**MATERIAL PROVIDED:**
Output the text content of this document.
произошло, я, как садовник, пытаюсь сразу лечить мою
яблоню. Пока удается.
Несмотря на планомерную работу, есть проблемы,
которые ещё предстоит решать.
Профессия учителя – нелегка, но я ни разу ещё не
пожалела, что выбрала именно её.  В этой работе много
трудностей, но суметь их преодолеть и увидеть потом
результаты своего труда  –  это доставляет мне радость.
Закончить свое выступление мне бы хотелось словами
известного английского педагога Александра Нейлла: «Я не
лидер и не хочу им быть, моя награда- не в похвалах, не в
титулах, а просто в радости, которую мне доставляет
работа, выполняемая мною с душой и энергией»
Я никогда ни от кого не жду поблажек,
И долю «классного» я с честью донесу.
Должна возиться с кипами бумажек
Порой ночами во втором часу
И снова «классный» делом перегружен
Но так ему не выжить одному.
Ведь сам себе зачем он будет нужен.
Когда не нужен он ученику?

**WHAT YOU SHOULD DO:** Your task is to transcribe the material exactly.

**FINAL RESULT:**
Output the text content of this document.
произошло, я, как садовник, пытаюсь сразу лечить мою
яблоню. Пока удается.
Несмотря на планомерную работу, есть проблемы,
которые ещё предстоит решать.
Профессия учителя – нелегка, но я ни разу ещё не
пожалела, что выбрала именно её.  В этой работе много
трудностей, но суметь их преодолеть и увидеть потом
результаты своего труда  –  это доставляет мне радость.
Закончить свое выступление мне бы хотелось словами
известного английского педагога Александра Нейлла: «Я не
лидер и не хочу им быть, моя награда- не в похвалах, не в
титулах, а просто в радости, которую мне доставляет
работа, выполняемая мною с душой и энергией»
Я никогда ни от кого не жду поблажек,
И долю «классного» я с честью донесу.
Должна возиться с кипами бумажек
Порой ночами во втором часу
И снова «классный» делом перегружен
Но так ему не выжить одному.
Ведь сам себе зачем он будет нужен.
Когда не нужен он ученику?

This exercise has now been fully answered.